Give every entry again, unchanged, and leave its images out.

--- Data for this task ---

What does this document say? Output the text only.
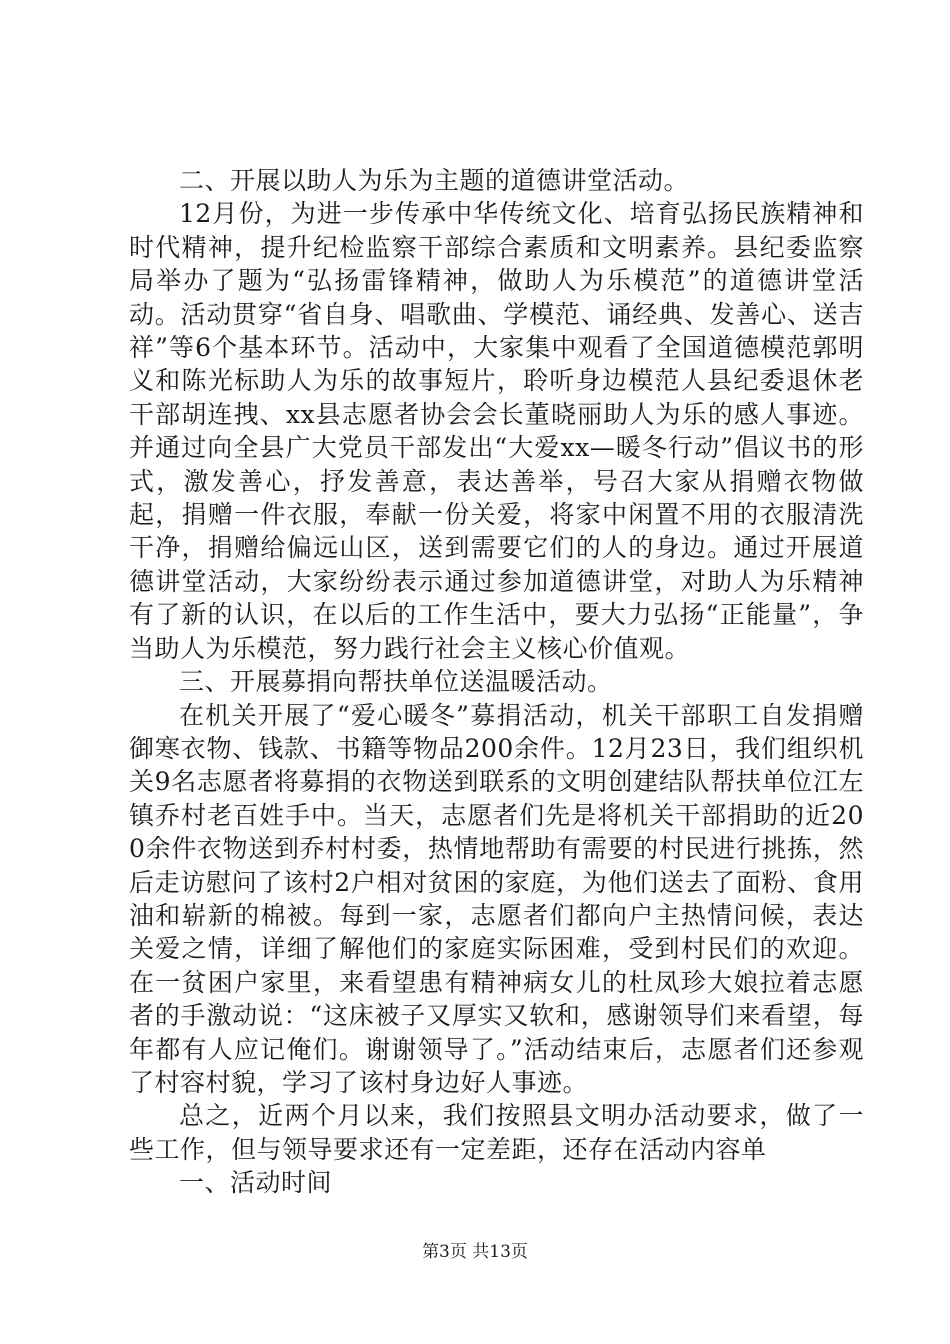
二、开展以助人为乐为主题的道德讲堂活动。

12月份，为进一步传承中华传统文化、培育弘扬民族精神和时代精神，提升纪检监察干部综合素质和文明素养。县纪委监察局举办了题为“弘扬雷锋精神，做助人为乐模范”的道德讲堂活动。活动贯穿“省自身、唱歌曲、学模范、诵经典、发善心、送吉祥”等6个基本环节。活动中，大家集中观看了全国道德模范郭明义和陈光标助人为乐的故事短片，聆听身边模范人县纪委退休老干部胡连拽、xx县志愿者协会会长董晓丽助人为乐的感人事迹。并通过向全县广大党员干部发出“大爱xx—暖冬行动”倡议书的形式，激发善心，抒发善意，表达善举，号召大家从捐赠衣物做起，捐赠一件衣服，奉献一份关爱，将家中闲置不用的衣服清洗干净，捐赠给偏远山区，送到需要它们的人的身边。通过开展道德讲堂活动，大家纷纷表示通过参加道德讲堂，对助人为乐精神有了新的认识，在以后的工作生活中，要大力弘扬“正能量”，争当助人为乐模范，努力践行社会主义核心价值观。

三、开展募捐向帮扶单位送温暖活动。

在机关开展了“爱心暖冬”募捐活动，机关干部职工自发捐赠御寒衣物、钱款、书籍等物品200余件。12月23日，我们组织机关9名志愿者将募捐的衣物送到联系的文明创建结队帮扶单位江左镇乔村老百姓手中。当天，志愿者们先是将机关干部捐助的近200余件衣物送到乔村村委，热情地帮助有需要的村民进行挑拣，然后走访慰问了该村2户相对贫困的家庭，为他们送去了面粉、食用油和崭新的棉被。每到一家，志愿者们都向户主热情问候，表达关爱之情，详细了解他们的家庭实际困难，受到村民们的欢迎。在一贫困户家里，来看望患有精神病女儿的杜凤珍大娘拉着志愿者的手激动说：“这床被子又厚实又软和，感谢领导们来看望，每年都有人应记俺们。谢谢领导了。”活动结束后，志愿者们还参观了村容村貌，学习了该村身边好人事迹。

总之，近两个月以来，我们按照县文明办活动要求，做了一些工作，但与领导要求还有一定差距，还存在活动内容单

一、活动时间

第3页 共13页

---

- **Output**:
What does this document say? Output the text only.
二、开展以助人为乐为主题的道德讲堂活动。

12月份，为进一步传承中华传统文化、培育弘扬民族精神和时代精神，提升纪检监察干部综合素质和文明素养。县纪委监察局举办了题为“弘扬雷锋精神，做助人为乐模范”的道德讲堂活动。活动贯穿“省自身、唱歌曲、学模范、诵经典、发善心、送吉祥”等6个基本环节。活动中，大家集中观看了全国道德模范郭明义和陈光标助人为乐的故事短片，聆听身边模范人县纪委退休老干部胡连拽、xx县志愿者协会会长董晓丽助人为乐的感人事迹。并通过向全县广大党员干部发出“大爱xx—暖冬行动”倡议书的形式，激发善心，抒发善意，表达善举，号召大家从捐赠衣物做起，捐赠一件衣服，奉献一份关爱，将家中闲置不用的衣服清洗干净，捐赠给偏远山区，送到需要它们的人的身边。通过开展道德讲堂活动，大家纷纷表示通过参加道德讲堂，对助人为乐精神有了新的认识，在以后的工作生活中，要大力弘扬“正能量”，争当助人为乐模范，努力践行社会主义核心价值观。

三、开展募捐向帮扶单位送温暖活动。

在机关开展了“爱心暖冬”募捐活动，机关干部职工自发捐赠御寒衣物、钱款、书籍等物品200余件。12月23日，我们组织机关9名志愿者将募捐的衣物送到联系的文明创建结队帮扶单位江左镇乔村老百姓手中。当天，志愿者们先是将机关干部捐助的近200余件衣物送到乔村村委，热情地帮助有需要的村民进行挑拣，然后走访慰问了该村2户相对贫困的家庭，为他们送去了面粉、食用油和崭新的棉被。每到一家，志愿者们都向户主热情问候，表达关爱之情，详细了解他们的家庭实际困难，受到村民们的欢迎。在一贫困户家里，来看望患有精神病女儿的杜凤珍大娘拉着志愿者的手激动说：“这床被子又厚实又软和，感谢领导们来看望，每年都有人应记俺们。谢谢领导了。”活动结束后，志愿者们还参观了村容村貌，学习了该村身边好人事迹。

总之，近两个月以来，我们按照县文明办活动要求，做了一些工作，但与领导要求还有一定差距，还存在活动内容单

一、活动时间

第3页 共13页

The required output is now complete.